| What is expected |
Extract each line below that contains the string "feinty", treating uppercase and lowercase as distinct, and copy every such line in full.

| Dataset |
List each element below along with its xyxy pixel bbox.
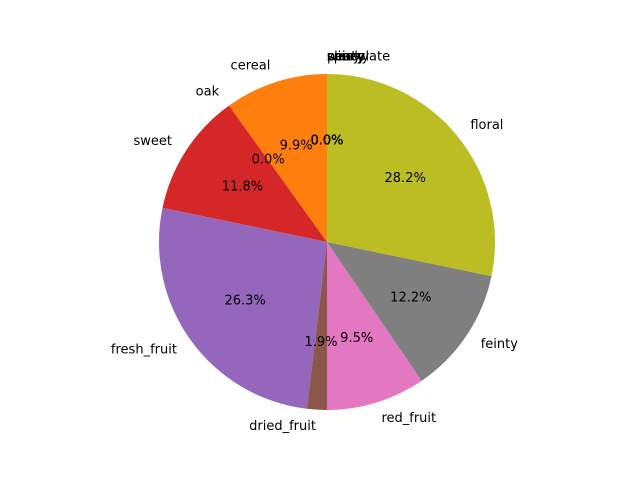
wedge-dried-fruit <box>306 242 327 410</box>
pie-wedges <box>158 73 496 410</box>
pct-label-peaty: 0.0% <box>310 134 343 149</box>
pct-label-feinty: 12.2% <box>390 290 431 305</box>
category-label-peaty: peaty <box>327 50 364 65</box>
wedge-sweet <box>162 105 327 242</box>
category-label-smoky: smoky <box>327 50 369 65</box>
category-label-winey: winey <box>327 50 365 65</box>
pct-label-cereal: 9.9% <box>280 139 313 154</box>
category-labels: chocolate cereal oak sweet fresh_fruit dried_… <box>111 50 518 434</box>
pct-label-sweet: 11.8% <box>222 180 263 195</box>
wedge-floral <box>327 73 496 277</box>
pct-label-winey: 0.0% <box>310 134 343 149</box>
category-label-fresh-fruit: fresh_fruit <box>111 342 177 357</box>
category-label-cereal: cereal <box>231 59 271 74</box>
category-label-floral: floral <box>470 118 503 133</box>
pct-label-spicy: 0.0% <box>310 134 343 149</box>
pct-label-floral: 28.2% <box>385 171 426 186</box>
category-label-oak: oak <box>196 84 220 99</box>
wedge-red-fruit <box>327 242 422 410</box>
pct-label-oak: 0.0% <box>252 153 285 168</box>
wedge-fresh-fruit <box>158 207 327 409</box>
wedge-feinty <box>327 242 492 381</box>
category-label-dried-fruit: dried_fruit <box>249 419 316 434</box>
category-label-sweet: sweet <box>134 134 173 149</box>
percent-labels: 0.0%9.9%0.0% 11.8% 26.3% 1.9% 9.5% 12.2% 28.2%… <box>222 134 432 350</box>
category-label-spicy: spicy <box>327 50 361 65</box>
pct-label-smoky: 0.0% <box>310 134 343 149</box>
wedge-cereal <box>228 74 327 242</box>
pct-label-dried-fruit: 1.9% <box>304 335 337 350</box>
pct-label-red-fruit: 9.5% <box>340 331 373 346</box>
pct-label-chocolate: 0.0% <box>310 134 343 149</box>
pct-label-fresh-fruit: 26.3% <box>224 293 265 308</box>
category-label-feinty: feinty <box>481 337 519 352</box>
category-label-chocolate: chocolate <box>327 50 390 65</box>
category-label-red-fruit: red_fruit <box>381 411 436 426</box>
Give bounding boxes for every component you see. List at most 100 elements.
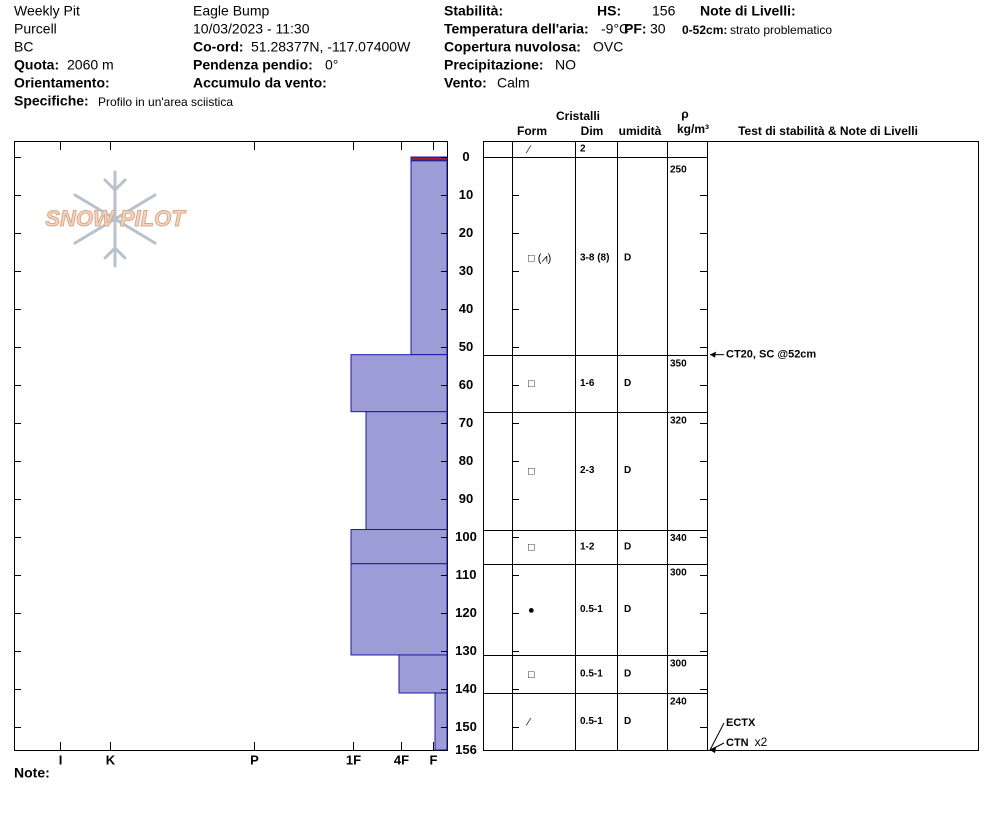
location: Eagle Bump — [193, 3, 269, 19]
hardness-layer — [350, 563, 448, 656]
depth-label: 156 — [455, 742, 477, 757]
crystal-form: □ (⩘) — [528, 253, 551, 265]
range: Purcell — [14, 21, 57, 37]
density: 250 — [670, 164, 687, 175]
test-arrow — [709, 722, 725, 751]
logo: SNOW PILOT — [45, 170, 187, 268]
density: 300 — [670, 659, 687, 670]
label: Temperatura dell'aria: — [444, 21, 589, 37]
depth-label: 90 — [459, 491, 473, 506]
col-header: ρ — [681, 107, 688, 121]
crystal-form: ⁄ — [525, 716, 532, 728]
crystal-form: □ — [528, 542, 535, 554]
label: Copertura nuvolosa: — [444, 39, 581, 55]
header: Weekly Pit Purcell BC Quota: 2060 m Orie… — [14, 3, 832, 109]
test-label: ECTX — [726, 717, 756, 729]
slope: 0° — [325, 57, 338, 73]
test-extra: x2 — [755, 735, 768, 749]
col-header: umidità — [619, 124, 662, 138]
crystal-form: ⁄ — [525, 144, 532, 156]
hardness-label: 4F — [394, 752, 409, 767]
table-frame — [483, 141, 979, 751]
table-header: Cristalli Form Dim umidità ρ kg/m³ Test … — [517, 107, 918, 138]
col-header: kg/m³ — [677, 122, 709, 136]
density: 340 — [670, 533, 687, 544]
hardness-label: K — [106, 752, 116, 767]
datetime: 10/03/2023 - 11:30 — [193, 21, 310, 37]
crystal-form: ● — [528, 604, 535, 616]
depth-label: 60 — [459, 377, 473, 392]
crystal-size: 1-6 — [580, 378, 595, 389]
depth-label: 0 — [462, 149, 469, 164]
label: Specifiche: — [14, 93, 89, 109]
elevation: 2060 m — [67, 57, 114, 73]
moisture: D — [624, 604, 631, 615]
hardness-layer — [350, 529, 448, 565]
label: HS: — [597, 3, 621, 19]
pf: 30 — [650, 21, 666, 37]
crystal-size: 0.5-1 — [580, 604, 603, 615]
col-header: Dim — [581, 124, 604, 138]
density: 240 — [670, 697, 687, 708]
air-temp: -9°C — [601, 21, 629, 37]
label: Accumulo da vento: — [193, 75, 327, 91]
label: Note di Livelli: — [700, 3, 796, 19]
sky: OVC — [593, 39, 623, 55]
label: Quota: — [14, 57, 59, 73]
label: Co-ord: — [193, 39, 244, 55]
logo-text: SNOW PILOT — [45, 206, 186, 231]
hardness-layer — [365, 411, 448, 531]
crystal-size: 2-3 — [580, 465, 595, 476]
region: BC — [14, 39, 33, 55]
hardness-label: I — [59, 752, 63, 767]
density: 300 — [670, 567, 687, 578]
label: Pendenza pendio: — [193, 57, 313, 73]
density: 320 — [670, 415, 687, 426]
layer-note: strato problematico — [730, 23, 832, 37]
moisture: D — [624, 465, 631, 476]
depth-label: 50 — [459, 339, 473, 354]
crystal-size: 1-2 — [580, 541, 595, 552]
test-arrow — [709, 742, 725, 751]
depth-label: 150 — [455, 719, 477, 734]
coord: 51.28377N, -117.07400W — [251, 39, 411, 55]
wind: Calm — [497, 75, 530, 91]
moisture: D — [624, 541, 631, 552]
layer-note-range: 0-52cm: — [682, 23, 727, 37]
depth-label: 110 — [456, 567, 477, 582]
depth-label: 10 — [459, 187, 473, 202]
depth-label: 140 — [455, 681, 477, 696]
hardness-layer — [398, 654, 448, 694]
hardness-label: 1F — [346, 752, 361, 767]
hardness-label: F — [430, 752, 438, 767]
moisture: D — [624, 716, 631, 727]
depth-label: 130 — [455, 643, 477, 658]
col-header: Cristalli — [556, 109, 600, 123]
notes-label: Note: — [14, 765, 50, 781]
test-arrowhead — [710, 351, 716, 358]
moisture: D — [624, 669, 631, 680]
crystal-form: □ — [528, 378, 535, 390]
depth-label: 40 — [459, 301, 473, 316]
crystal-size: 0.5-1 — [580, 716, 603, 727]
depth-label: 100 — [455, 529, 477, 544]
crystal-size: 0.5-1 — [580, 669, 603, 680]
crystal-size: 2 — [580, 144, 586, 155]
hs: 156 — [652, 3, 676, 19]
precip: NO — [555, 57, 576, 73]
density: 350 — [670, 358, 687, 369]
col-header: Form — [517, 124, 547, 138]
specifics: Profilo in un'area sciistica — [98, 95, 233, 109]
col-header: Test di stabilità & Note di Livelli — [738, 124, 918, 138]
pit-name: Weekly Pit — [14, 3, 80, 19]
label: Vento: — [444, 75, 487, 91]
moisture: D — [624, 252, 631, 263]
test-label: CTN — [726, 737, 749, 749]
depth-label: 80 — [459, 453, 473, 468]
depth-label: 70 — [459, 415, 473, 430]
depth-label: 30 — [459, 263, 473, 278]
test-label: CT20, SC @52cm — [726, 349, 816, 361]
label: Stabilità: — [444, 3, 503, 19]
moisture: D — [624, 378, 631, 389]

| Solution for this exercise |
pct-label-feinty: 12.2% <box>390 290 431 305</box>
wedge-feinty <box>327 242 492 381</box>
category-label-feinty: feinty <box>481 337 519 352</box>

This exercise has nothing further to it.